<<<<
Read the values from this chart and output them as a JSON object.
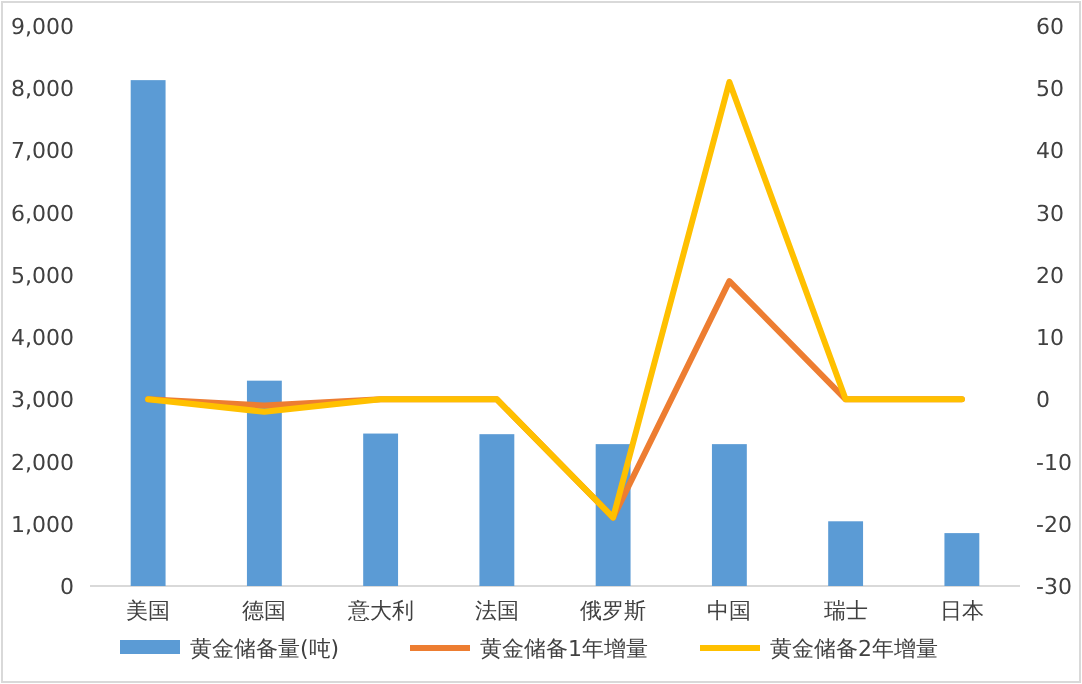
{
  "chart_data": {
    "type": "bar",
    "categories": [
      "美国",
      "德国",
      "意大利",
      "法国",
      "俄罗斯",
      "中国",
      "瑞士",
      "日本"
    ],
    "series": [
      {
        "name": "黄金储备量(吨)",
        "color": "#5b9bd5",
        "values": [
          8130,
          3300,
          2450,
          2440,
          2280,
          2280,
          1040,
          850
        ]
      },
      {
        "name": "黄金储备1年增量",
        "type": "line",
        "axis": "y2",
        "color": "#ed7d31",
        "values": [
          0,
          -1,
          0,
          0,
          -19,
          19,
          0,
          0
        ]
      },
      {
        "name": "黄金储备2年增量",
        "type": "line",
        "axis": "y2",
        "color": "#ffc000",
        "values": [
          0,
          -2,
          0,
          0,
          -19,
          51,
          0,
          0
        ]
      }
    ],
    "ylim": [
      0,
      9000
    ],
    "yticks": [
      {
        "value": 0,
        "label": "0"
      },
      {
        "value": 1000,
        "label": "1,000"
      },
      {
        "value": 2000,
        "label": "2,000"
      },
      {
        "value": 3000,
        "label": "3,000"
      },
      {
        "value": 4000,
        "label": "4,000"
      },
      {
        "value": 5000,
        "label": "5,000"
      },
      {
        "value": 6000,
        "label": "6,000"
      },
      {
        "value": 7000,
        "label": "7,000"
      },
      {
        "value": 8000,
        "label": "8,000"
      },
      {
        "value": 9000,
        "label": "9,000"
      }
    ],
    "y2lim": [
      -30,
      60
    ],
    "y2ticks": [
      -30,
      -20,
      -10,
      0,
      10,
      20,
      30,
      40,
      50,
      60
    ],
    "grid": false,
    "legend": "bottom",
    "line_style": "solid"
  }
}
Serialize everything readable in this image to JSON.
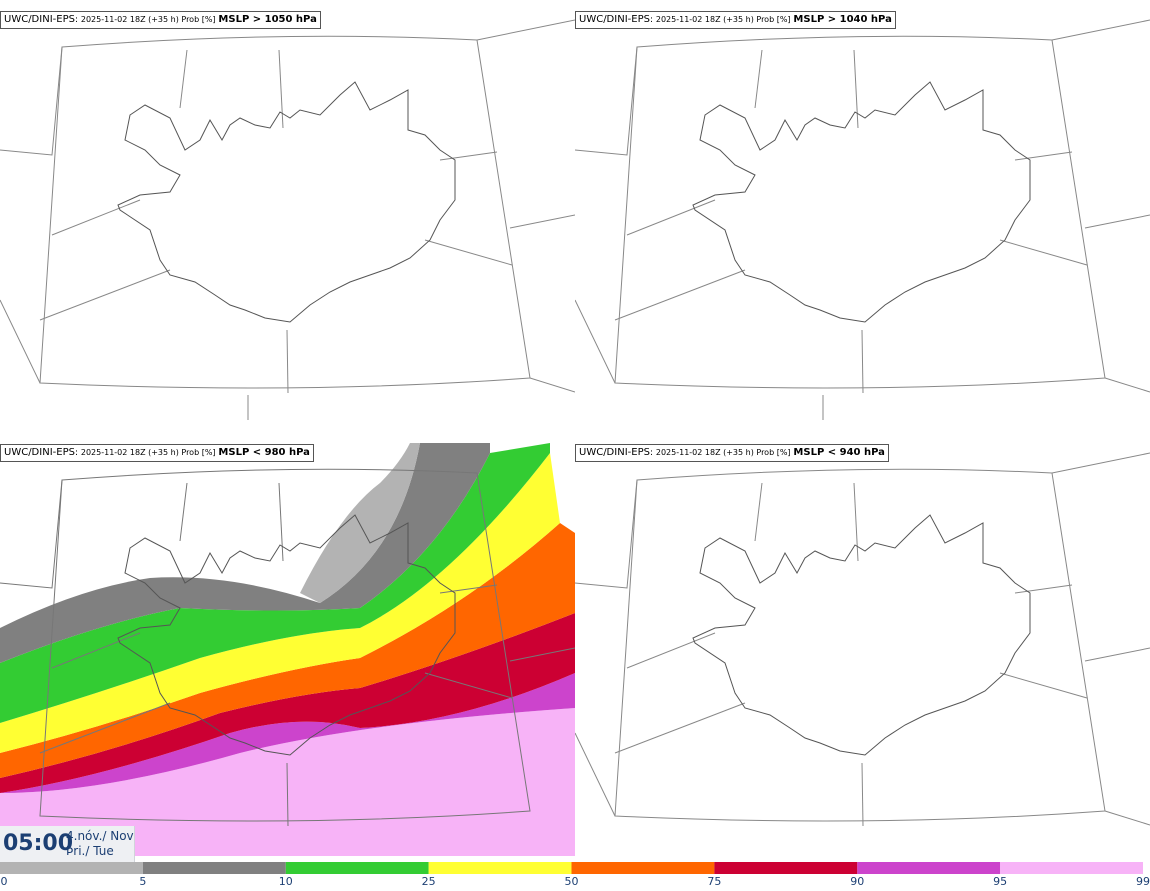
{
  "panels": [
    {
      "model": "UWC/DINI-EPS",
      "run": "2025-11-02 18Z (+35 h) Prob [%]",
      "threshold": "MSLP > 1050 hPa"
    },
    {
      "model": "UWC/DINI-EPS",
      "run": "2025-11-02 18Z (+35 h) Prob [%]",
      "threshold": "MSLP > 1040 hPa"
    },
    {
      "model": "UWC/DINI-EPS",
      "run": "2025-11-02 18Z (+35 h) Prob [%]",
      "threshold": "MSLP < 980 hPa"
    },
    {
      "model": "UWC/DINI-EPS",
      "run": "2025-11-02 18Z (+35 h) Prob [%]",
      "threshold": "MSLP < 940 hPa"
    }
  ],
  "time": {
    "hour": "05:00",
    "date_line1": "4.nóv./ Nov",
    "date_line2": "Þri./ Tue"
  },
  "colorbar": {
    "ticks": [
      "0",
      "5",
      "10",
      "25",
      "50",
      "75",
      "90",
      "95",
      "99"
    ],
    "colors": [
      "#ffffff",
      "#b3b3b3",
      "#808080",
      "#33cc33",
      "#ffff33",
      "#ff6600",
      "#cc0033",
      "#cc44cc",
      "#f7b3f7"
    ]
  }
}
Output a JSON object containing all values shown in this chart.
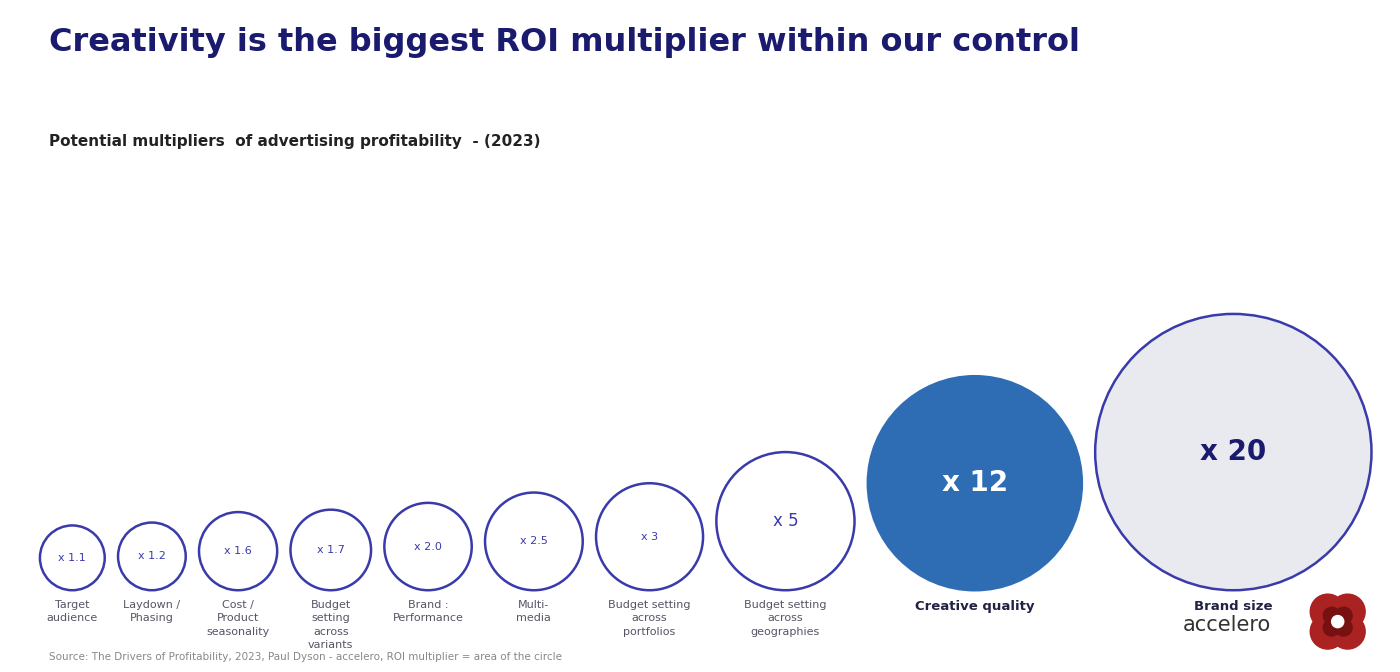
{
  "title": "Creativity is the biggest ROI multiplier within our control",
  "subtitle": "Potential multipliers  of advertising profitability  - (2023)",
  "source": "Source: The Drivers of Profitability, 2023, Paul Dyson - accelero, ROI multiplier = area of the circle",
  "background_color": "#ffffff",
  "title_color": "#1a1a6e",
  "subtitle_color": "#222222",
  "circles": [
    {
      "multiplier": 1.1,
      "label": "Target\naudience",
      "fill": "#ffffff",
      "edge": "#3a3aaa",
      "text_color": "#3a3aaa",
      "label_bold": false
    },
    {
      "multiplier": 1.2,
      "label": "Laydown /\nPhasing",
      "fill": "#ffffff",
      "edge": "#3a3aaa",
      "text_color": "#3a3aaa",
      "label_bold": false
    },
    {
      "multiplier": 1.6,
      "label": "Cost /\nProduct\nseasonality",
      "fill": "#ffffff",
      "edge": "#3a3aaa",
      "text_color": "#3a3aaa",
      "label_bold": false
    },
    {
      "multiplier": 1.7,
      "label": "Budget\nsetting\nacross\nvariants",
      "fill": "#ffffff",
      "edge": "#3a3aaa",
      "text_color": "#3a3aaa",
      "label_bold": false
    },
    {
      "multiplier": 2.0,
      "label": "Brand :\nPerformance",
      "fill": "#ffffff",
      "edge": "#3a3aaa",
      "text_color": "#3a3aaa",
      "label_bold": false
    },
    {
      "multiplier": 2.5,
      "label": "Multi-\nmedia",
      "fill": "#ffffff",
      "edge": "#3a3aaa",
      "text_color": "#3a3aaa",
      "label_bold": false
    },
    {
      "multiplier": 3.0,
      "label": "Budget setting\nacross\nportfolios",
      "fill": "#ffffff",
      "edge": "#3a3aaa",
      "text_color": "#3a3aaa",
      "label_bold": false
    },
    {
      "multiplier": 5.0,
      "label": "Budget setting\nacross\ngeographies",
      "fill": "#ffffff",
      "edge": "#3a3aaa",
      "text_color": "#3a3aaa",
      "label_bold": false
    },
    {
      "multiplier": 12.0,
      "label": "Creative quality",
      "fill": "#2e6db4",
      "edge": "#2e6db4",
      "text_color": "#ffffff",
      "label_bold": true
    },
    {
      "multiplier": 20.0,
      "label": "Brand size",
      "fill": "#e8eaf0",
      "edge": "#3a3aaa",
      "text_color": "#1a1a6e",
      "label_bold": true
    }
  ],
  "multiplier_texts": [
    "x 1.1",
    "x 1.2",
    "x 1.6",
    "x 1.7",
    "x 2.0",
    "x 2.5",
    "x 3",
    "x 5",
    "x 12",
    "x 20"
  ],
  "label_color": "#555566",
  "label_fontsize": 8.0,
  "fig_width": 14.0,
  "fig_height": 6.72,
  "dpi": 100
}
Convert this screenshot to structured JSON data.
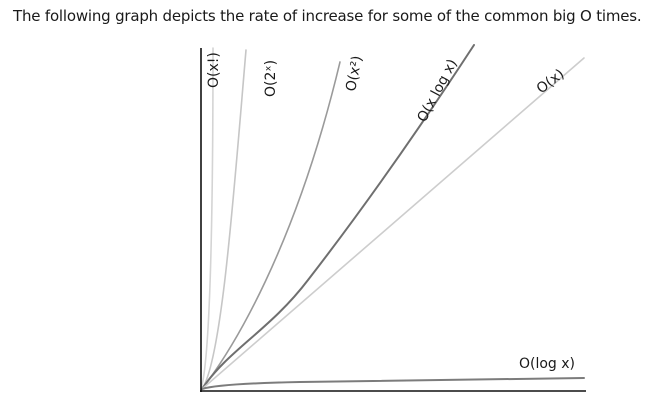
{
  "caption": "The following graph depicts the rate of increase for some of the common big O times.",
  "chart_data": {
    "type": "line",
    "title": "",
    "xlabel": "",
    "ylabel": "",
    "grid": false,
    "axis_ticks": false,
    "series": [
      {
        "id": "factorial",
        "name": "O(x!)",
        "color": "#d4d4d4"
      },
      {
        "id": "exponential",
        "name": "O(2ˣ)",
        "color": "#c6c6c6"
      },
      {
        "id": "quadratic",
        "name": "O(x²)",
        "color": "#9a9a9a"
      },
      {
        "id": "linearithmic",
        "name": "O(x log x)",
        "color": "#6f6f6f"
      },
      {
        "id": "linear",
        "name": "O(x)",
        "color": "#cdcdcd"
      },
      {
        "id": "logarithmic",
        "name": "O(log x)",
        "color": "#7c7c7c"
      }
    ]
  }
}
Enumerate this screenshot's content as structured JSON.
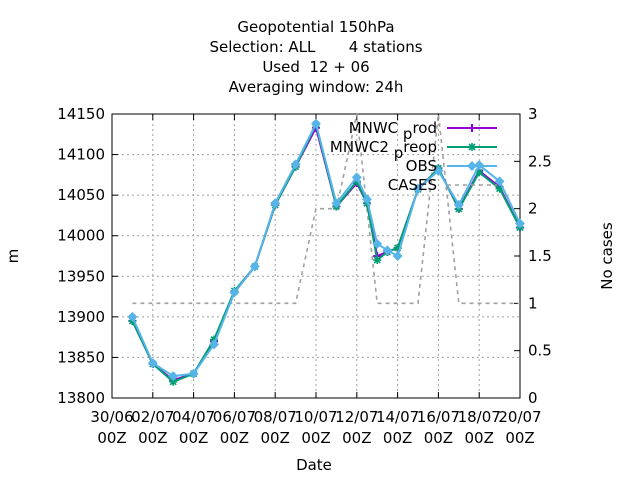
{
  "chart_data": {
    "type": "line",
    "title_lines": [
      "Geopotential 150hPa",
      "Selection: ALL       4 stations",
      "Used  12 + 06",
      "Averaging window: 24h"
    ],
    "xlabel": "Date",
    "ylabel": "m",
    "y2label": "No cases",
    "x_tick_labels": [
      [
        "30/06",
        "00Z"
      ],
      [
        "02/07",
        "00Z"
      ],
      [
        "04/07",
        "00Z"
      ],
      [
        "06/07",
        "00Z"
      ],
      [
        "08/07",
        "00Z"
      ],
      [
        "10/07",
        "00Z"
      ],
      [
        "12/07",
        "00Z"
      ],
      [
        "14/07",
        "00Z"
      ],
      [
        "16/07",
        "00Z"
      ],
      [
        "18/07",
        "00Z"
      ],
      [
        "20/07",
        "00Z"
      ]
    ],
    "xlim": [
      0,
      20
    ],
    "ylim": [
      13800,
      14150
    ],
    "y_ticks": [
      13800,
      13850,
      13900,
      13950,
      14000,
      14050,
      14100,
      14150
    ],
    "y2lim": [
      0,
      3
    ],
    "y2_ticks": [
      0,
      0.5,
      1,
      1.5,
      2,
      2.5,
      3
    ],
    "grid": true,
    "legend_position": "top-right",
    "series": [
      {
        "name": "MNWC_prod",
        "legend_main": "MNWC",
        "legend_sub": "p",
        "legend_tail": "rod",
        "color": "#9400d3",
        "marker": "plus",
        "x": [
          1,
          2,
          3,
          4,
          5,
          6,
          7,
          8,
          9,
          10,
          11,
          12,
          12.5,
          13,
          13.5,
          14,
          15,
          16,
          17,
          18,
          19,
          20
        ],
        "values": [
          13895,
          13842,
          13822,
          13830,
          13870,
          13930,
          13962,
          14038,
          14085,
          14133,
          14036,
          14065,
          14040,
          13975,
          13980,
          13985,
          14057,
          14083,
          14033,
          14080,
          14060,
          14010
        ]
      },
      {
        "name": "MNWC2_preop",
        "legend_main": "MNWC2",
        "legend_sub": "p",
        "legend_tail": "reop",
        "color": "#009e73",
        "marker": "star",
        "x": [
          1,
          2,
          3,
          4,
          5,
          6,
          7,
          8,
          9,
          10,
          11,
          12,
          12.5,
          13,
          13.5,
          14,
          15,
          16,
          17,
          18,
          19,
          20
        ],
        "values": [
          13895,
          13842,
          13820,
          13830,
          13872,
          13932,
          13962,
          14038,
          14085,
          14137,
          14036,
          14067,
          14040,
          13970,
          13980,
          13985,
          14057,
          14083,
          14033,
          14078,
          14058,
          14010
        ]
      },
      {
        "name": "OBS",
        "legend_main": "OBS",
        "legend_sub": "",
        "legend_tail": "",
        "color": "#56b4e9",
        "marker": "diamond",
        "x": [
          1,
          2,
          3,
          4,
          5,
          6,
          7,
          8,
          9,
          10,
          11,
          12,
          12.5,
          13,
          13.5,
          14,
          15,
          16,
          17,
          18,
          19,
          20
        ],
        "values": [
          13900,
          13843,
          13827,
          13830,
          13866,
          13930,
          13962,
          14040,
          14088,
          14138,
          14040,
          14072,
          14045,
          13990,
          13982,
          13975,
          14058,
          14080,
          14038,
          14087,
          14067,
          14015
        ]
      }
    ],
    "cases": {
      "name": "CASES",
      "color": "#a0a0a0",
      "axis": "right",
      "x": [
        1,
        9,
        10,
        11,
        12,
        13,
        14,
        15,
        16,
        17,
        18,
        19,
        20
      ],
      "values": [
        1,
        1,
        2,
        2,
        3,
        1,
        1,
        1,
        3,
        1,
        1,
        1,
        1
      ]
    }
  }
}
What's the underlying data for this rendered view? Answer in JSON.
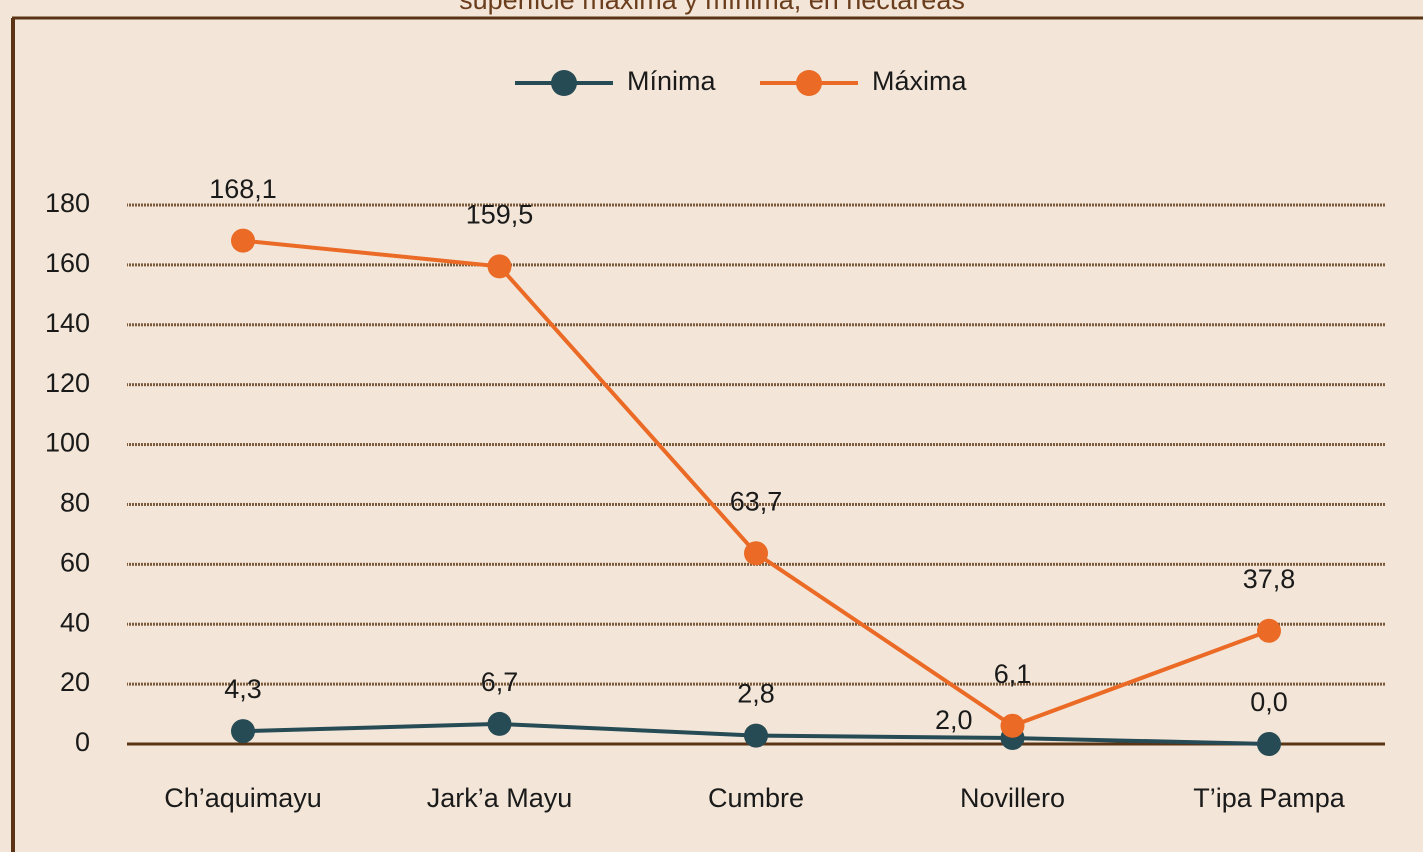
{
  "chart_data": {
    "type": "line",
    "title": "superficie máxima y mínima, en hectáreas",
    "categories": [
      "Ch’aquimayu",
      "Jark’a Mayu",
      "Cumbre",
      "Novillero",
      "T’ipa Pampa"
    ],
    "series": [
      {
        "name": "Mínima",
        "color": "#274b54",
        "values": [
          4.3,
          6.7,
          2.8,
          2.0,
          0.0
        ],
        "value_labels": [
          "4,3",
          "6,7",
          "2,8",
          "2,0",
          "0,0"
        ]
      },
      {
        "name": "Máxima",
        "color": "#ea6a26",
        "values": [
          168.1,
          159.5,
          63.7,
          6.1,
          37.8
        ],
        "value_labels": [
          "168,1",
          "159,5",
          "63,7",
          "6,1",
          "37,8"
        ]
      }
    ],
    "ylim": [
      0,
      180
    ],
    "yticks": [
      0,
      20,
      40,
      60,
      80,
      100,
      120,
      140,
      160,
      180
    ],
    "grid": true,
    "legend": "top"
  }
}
>>>>
**WHAT NEEDS TO BE DONE**
Scan the listing above. Collect all lines with the word "MSLP".

**COMPLETE RESPONSE**
      "threshold": "MSLP > 1050 hPa"
      "threshold": "MSLP > 1040 hPa"
      "threshold": "MSLP < 980 hPa"
      "threshold": "MSLP < 940 hPa"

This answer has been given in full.